■ Written problem
Retype exactly and only the lines from the one that contains "What data populates this chart?" through the final line of the data; pictures are left out.

■ Dataset content
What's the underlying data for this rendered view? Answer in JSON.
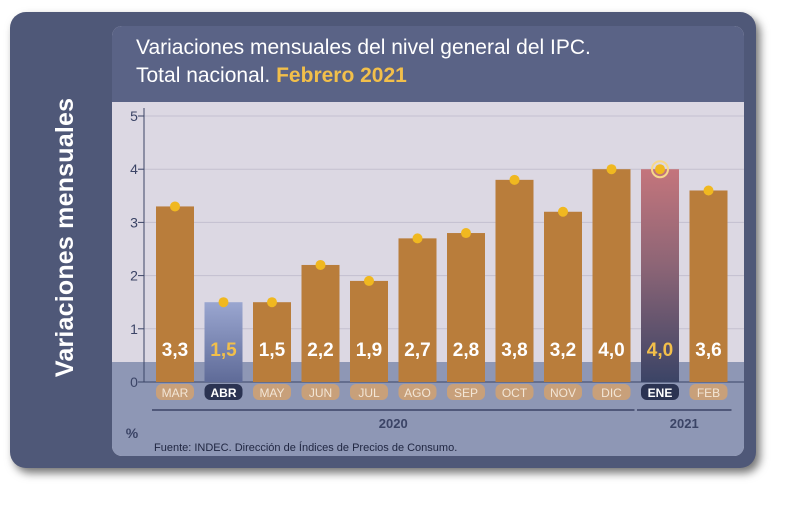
{
  "side_title": "Variaciones mensuales",
  "title_line1": "Variaciones mensuales del nivel general del IPC.",
  "title_line2_prefix": "Total nacional.",
  "title_line2_highlight": "Febrero 2021",
  "source": "Fuente: INDEC. Dirección de Índices de Precios de Consumo.",
  "colors": {
    "frame": "#4f5878",
    "header": "#5a6386",
    "plot_bg": "#dcd8e3",
    "footer": "#8e97b5",
    "bar": "#b97d3b",
    "bar_label": "#ffffff",
    "highlight": "#f2bf4a",
    "marker": "#f0b820",
    "axis": "#3b4466"
  },
  "chart_data": {
    "type": "bar",
    "ylabel": "%",
    "ylim": [
      0,
      5
    ],
    "yticks": [
      "0",
      "1",
      "2",
      "3",
      "4",
      "5"
    ],
    "grid": true,
    "categories": [
      "MAR",
      "ABR",
      "MAY",
      "JUN",
      "JUL",
      "AGO",
      "SEP",
      "OCT",
      "NOV",
      "DIC",
      "ENE",
      "FEB"
    ],
    "values": [
      3.3,
      1.5,
      1.5,
      2.2,
      1.9,
      2.7,
      2.8,
      3.8,
      3.2,
      4.0,
      4.0,
      3.6
    ],
    "value_labels": [
      "3,3",
      "1,5",
      "1,5",
      "2,2",
      "1,9",
      "2,7",
      "2,8",
      "3,8",
      "3,2",
      "4,0",
      "4,0",
      "3,6"
    ],
    "highlighted_categories": [
      "ABR",
      "ENE"
    ],
    "year_groups": [
      {
        "label": "2020",
        "categories": [
          "MAR",
          "ABR",
          "MAY",
          "JUN",
          "JUL",
          "AGO",
          "SEP",
          "OCT",
          "NOV",
          "DIC"
        ]
      },
      {
        "label": "2021",
        "categories": [
          "ENE",
          "FEB"
        ]
      }
    ]
  }
}
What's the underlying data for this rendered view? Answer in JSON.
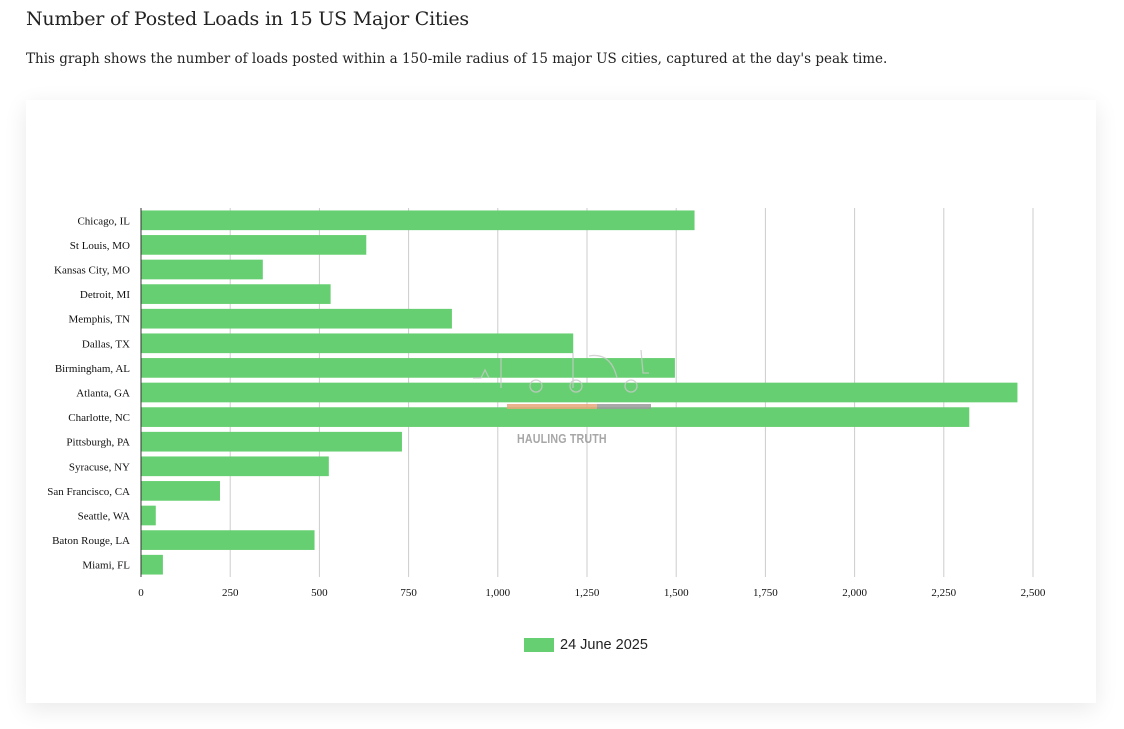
{
  "page": {
    "title": "Number of Posted Loads in 15 US Major Cities",
    "description": "This graph shows the number of loads posted within a 150-mile radius of 15 major US cities, captured at the day's peak time."
  },
  "watermark": {
    "text": "HAULING TRUTH"
  },
  "colors": {
    "bar": "#66cf71",
    "grid": "#cccccc",
    "axis": "#333333"
  },
  "chart_data": {
    "type": "bar",
    "orientation": "horizontal",
    "categories": [
      "Chicago, IL",
      "St Louis, MO",
      "Kansas City, MO",
      "Detroit, MI",
      "Memphis, TN",
      "Dallas, TX",
      "Birmingham, AL",
      "Atlanta, GA",
      "Charlotte, NC",
      "Pittsburgh, PA",
      "Syracuse, NY",
      "San Francisco, CA",
      "Seattle, WA",
      "Baton Rouge, LA",
      "Miami, FL"
    ],
    "series": [
      {
        "name": "24 June 2025",
        "values": [
          1550,
          630,
          340,
          530,
          870,
          1210,
          1495,
          2455,
          2320,
          730,
          525,
          220,
          40,
          485,
          60
        ]
      }
    ],
    "xlim": [
      0,
      2500
    ],
    "x_ticks": [
      0,
      250,
      500,
      750,
      1000,
      1250,
      1500,
      1750,
      2000,
      2250,
      2500
    ],
    "x_tick_labels": [
      "0",
      "250",
      "500",
      "750",
      "1,000",
      "1,250",
      "1,500",
      "1,750",
      "2,000",
      "2,250",
      "2,500"
    ],
    "grid": true,
    "legend_position": "bottom"
  }
}
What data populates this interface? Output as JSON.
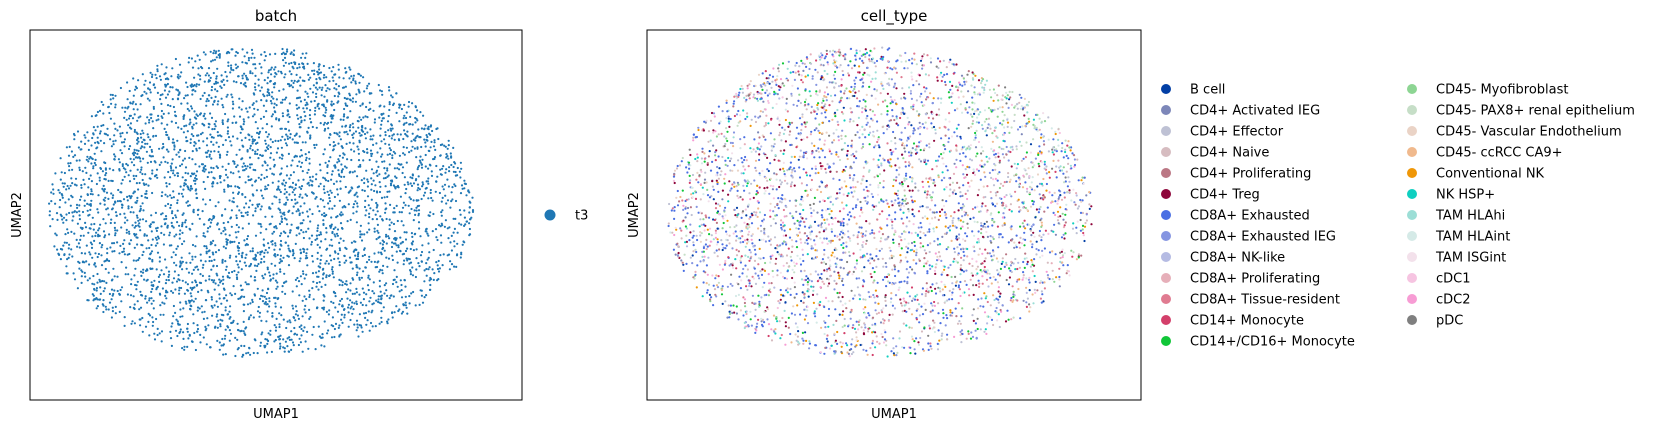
{
  "chart_data": [
    {
      "type": "scatter",
      "title": "batch",
      "xlabel": "UMAP1",
      "ylabel": "UMAP2",
      "grid": false,
      "legend": "right",
      "series": [
        {
          "name": "t3",
          "color": "#1f77b4",
          "point_count": 4000
        }
      ]
    },
    {
      "type": "scatter",
      "title": "cell_type",
      "xlabel": "UMAP1",
      "ylabel": "UMAP2",
      "grid": false,
      "legend": "right",
      "series": [
        {
          "name": "B cell",
          "color": "#023fa5"
        },
        {
          "name": "CD4+ Activated IEG",
          "color": "#7d87b9"
        },
        {
          "name": "CD4+ Effector",
          "color": "#bec1d4"
        },
        {
          "name": "CD4+ Naive",
          "color": "#d6bcc0"
        },
        {
          "name": "CD4+ Proliferating",
          "color": "#bb7784"
        },
        {
          "name": "CD4+ Treg",
          "color": "#8e063b"
        },
        {
          "name": "CD8A+ Exhausted",
          "color": "#4a6fe3"
        },
        {
          "name": "CD8A+ Exhausted IEG",
          "color": "#8595e1"
        },
        {
          "name": "CD8A+ NK-like",
          "color": "#b5bbe3"
        },
        {
          "name": "CD8A+ Proliferating",
          "color": "#e6afb9"
        },
        {
          "name": "CD8A+ Tissue-resident",
          "color": "#e07b91"
        },
        {
          "name": "CD14+ Monocyte",
          "color": "#d33f6a"
        },
        {
          "name": "CD14+/CD16+ Monocyte",
          "color": "#11c638"
        },
        {
          "name": "CD45- Myofibroblast",
          "color": "#8dd593"
        },
        {
          "name": "CD45- PAX8+ renal epithelium",
          "color": "#c6dec7"
        },
        {
          "name": "CD45- Vascular Endothelium",
          "color": "#ead3c6"
        },
        {
          "name": "CD45- ccRCC CA9+",
          "color": "#f0b98d"
        },
        {
          "name": "Conventional NK",
          "color": "#ef9708"
        },
        {
          "name": "NK HSP+",
          "color": "#0fcfc0"
        },
        {
          "name": "TAM HLAhi",
          "color": "#9cded6"
        },
        {
          "name": "TAM HLAint",
          "color": "#d5eae7"
        },
        {
          "name": "TAM ISGint",
          "color": "#f3e1eb"
        },
        {
          "name": "cDC1",
          "color": "#f6c4e1"
        },
        {
          "name": "cDC2",
          "color": "#f79cd4"
        },
        {
          "name": "pDC",
          "color": "#7f7f7f"
        }
      ]
    }
  ]
}
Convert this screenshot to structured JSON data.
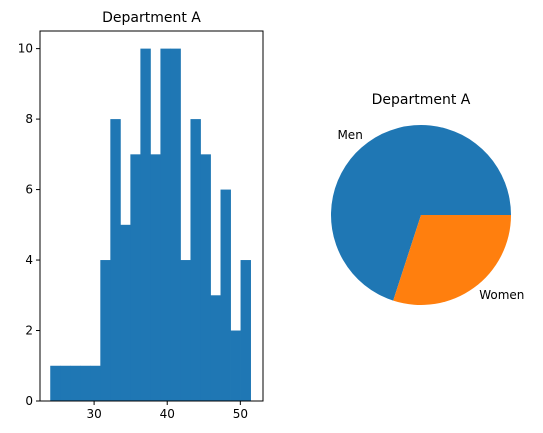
{
  "chart_data": [
    {
      "type": "bar",
      "title": "Department A",
      "xlabel": "",
      "ylabel": "",
      "xlim": [
        22.6,
        53.1
      ],
      "ylim": [
        0,
        10.5
      ],
      "xticks": [
        30,
        40,
        50
      ],
      "yticks": [
        0,
        2,
        4,
        6,
        8,
        10
      ],
      "bin_edges": [
        24.0,
        25.37,
        26.74,
        28.11,
        29.48,
        30.85,
        32.22,
        33.59,
        34.96,
        36.33,
        37.7,
        39.07,
        40.44,
        41.81,
        43.18,
        44.55,
        45.92,
        47.29,
        48.66,
        50.03,
        51.4
      ],
      "counts": [
        1,
        1,
        1,
        1,
        1,
        4,
        8,
        5,
        7,
        10,
        7,
        10,
        10,
        4,
        8,
        7,
        3,
        6,
        2,
        4
      ],
      "color": "#1f77b4"
    },
    {
      "type": "pie",
      "title": "Department A",
      "labels": [
        "Men",
        "Women"
      ],
      "values": [
        70,
        30
      ],
      "colors": [
        "#1f77b4",
        "#ff7f0e"
      ]
    }
  ]
}
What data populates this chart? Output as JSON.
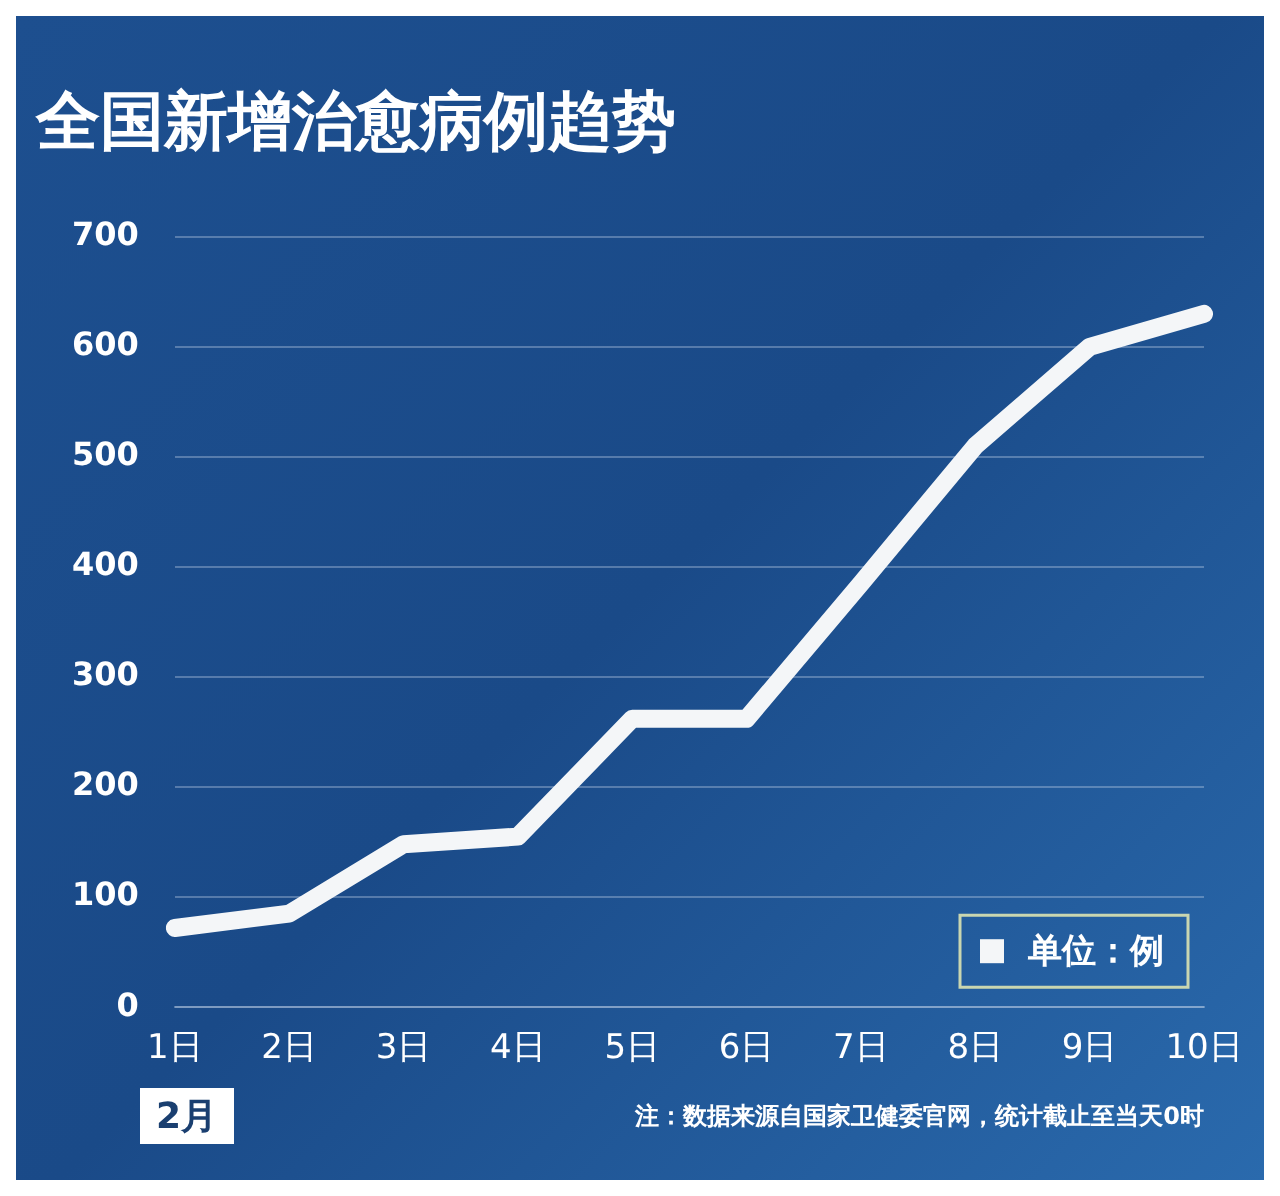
{
  "chart_data": {
    "type": "line",
    "title": "全国新增治愈病例趋势",
    "xlabel": "2月",
    "categories": [
      "1日",
      "2日",
      "3日",
      "4日",
      "5日",
      "6日",
      "7日",
      "8日",
      "9日",
      "10日"
    ],
    "series": [
      {
        "name": "单位：例",
        "color": "#f4f6f8",
        "values": [
          72,
          85,
          148,
          155,
          262,
          262,
          385,
          510,
          600,
          630
        ]
      }
    ],
    "ylim": [
      0,
      700
    ],
    "yticks": [
      0,
      100,
      200,
      300,
      400,
      500,
      600,
      700
    ],
    "grid": "y",
    "legend": "bottom right",
    "marker": "none",
    "line_style": "solid",
    "annotations": [
      "注：数据来源自国家卫健委官网，统计截止至当天0时"
    ]
  }
}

■ Solution to the problem
What data populates this chart? Output as JSON.
{
  "chart_data": {
    "type": "line",
    "title": "全国新增治愈病例趋势",
    "xlabel": "2月",
    "categories": [
      "1日",
      "2日",
      "3日",
      "4日",
      "5日",
      "6日",
      "7日",
      "8日",
      "9日",
      "10日"
    ],
    "series": [
      {
        "name": "单位：例",
        "color": "#f4f6f8",
        "values": [
          72,
          85,
          148,
          155,
          262,
          262,
          385,
          510,
          600,
          630
        ]
      }
    ],
    "ylim": [
      0,
      700
    ],
    "yticks": [
      0,
      100,
      200,
      300,
      400,
      500,
      600,
      700
    ],
    "grid": "y",
    "legend": "bottom right",
    "marker": "none",
    "line_style": "solid",
    "annotations": [
      "注：数据来源自国家卫健委官网，统计截止至当天0时"
    ]
  }
}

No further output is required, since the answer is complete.